**Given records**
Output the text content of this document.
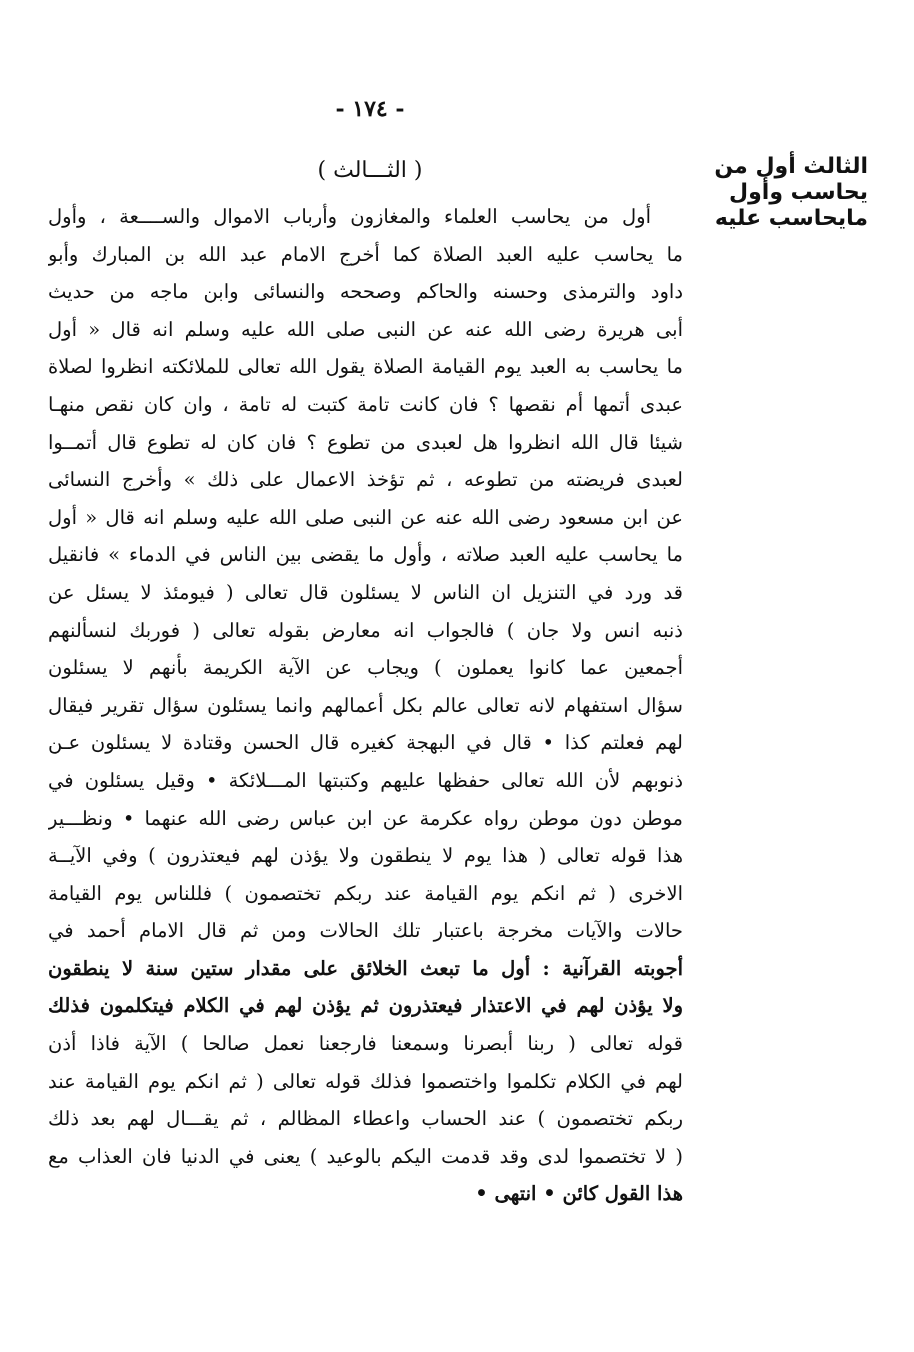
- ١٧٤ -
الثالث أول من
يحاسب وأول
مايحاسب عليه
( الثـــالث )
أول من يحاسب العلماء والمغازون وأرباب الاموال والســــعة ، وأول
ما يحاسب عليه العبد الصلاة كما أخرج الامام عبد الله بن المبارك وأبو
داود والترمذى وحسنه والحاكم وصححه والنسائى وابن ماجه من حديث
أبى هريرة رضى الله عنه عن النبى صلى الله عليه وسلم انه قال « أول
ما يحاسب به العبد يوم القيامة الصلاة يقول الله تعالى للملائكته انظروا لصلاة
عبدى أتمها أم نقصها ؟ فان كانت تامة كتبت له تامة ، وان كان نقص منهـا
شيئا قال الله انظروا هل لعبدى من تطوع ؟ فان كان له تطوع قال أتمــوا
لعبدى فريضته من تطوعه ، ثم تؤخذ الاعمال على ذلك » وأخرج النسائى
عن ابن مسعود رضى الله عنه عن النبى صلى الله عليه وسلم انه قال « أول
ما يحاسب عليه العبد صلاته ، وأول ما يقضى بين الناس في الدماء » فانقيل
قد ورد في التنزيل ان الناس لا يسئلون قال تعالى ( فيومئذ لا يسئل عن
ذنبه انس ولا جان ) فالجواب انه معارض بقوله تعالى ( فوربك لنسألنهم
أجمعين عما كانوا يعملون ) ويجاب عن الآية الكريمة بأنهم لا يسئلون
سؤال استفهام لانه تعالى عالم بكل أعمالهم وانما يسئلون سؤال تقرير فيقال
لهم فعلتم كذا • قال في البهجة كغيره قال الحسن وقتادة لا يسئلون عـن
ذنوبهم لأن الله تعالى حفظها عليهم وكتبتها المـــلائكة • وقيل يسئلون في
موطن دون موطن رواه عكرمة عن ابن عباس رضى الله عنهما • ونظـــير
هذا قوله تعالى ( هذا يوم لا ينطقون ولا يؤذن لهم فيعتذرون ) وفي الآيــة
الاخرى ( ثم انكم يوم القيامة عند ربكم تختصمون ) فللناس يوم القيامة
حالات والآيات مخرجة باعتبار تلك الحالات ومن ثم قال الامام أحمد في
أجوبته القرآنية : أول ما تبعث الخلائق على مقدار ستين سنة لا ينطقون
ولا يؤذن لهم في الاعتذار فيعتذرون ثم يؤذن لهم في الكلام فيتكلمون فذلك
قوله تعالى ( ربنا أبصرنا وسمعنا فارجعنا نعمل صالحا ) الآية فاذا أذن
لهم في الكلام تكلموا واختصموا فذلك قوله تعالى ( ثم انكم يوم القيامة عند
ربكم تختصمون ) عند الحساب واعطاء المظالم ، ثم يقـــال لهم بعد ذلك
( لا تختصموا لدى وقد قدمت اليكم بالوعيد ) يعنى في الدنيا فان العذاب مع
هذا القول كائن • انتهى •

--

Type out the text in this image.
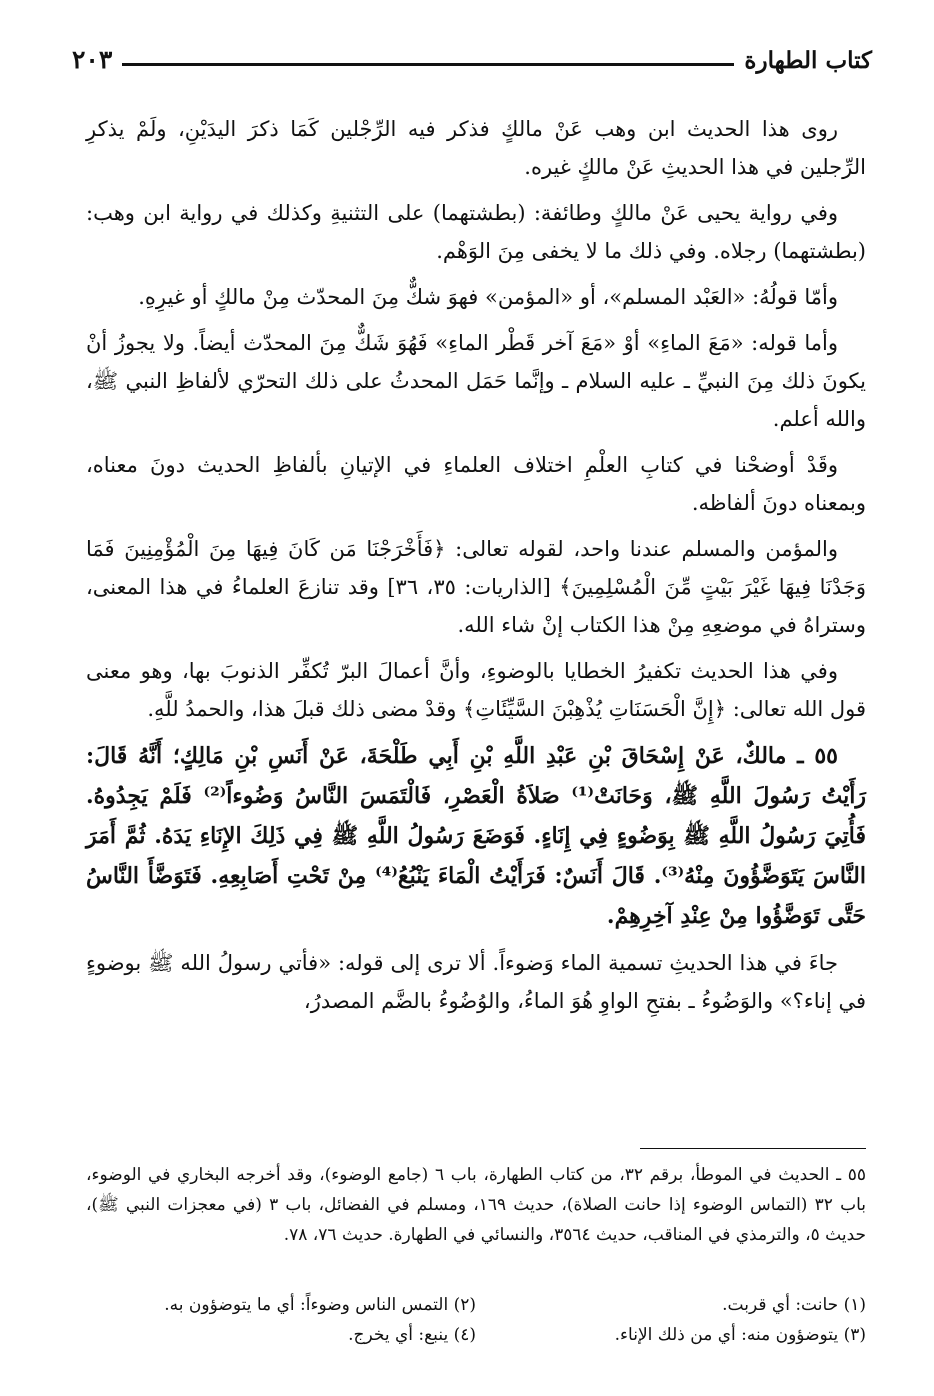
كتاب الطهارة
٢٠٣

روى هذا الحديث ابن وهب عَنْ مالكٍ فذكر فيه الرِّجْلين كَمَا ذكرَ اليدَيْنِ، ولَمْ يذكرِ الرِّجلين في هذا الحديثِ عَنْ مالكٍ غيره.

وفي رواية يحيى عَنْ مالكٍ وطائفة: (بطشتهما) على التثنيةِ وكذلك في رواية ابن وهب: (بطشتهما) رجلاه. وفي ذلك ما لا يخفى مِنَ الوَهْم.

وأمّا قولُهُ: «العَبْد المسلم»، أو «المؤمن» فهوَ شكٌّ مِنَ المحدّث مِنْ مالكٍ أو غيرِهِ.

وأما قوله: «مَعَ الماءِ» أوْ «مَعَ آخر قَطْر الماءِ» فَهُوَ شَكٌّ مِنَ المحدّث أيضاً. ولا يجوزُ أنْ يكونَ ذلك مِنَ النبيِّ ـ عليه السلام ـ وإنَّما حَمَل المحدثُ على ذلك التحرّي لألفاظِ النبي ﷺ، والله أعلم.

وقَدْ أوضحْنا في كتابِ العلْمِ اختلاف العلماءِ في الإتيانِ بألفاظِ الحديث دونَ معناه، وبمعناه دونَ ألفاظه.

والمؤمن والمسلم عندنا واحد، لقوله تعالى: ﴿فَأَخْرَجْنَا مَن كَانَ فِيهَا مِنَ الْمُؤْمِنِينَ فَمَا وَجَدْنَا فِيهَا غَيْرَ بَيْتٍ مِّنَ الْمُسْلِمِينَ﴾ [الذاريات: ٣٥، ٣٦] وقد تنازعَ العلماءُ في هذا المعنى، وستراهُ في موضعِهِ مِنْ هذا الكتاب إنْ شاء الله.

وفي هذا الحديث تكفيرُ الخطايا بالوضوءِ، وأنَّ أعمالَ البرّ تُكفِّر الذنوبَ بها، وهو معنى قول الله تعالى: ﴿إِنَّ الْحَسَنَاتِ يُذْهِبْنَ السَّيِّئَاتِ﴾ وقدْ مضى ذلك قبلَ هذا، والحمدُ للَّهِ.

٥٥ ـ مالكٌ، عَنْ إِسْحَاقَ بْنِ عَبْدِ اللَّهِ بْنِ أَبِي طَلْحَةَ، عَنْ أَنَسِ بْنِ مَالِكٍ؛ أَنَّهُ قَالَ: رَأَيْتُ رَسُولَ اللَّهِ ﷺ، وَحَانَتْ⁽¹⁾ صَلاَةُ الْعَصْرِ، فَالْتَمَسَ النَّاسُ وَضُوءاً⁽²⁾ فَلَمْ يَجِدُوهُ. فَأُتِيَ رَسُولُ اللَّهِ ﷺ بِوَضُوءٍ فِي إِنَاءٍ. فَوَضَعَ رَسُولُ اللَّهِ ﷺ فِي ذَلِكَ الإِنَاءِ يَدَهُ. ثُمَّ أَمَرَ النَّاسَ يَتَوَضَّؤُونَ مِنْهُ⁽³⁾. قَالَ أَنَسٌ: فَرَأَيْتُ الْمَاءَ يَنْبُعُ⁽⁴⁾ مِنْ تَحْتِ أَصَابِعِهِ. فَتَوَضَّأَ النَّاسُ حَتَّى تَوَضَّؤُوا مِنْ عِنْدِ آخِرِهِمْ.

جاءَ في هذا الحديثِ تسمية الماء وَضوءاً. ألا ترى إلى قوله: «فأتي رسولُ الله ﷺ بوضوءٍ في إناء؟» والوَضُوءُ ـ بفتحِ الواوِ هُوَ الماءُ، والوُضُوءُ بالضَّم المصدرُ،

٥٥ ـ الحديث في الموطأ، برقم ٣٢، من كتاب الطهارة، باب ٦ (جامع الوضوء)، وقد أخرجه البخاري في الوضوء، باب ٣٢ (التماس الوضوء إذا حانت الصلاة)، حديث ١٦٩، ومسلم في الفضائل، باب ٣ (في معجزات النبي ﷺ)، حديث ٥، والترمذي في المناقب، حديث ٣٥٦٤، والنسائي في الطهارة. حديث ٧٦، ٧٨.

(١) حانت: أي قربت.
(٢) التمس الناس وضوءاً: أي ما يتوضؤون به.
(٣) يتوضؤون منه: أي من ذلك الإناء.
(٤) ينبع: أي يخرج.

---

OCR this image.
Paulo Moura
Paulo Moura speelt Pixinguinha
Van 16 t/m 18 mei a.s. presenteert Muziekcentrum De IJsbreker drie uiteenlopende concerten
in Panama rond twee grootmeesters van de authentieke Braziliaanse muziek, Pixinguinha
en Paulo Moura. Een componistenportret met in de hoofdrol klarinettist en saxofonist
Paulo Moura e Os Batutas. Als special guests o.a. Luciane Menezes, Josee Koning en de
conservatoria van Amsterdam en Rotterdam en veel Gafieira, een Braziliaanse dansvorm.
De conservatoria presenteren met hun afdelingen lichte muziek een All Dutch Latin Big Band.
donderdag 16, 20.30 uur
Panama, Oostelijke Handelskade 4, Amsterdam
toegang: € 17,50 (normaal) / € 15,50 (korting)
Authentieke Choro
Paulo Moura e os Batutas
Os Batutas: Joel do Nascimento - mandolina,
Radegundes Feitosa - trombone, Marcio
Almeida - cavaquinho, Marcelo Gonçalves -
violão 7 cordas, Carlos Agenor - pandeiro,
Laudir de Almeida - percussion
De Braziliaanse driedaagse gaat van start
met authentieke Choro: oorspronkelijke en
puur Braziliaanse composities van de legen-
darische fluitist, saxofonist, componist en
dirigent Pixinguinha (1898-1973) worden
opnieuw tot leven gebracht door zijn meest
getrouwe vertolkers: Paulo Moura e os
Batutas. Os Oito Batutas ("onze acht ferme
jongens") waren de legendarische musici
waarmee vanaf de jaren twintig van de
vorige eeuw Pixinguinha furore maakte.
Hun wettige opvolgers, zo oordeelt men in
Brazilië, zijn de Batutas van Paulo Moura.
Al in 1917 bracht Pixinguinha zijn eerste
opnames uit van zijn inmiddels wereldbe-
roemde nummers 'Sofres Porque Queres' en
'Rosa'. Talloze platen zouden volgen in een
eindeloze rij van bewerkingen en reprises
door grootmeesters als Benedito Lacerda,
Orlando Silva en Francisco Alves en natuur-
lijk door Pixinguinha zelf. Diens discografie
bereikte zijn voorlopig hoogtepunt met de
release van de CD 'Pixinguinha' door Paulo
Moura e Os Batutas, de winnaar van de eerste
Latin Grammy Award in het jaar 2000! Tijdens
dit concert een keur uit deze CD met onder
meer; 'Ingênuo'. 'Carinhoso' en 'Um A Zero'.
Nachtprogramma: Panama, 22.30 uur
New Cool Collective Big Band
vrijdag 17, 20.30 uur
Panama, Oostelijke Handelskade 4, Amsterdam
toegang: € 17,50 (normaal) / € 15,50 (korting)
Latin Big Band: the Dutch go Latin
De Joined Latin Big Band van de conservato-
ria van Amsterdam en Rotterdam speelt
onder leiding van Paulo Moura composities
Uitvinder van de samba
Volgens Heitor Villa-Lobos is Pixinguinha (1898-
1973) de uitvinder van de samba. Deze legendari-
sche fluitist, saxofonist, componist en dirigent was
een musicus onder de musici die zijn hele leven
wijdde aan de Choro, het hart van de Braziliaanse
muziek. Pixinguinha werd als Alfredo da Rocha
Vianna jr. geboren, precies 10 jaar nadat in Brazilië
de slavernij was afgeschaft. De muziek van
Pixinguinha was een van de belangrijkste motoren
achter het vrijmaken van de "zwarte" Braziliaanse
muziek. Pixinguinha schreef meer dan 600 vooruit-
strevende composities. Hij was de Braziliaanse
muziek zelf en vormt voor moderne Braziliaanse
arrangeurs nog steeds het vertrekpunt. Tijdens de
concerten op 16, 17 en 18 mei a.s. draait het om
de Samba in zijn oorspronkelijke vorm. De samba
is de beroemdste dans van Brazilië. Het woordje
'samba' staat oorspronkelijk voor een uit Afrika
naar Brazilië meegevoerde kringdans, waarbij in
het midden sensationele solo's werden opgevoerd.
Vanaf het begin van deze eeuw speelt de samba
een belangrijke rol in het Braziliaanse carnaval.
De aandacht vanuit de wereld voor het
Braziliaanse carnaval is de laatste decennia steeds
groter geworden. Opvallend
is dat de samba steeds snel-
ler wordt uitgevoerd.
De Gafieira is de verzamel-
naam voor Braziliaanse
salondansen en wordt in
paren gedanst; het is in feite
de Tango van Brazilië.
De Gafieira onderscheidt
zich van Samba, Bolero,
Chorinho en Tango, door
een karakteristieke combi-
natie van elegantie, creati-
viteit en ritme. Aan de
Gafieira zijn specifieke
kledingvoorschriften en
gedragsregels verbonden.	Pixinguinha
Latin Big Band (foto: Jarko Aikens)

**What is asked**
Collect each line above holding the string "Dutch".

**Reply**
De conservatoria presenteren met hun afdelingen lichte muziek een All Dutch Latin Big Band.
Latin Big Band: the Dutch go Latin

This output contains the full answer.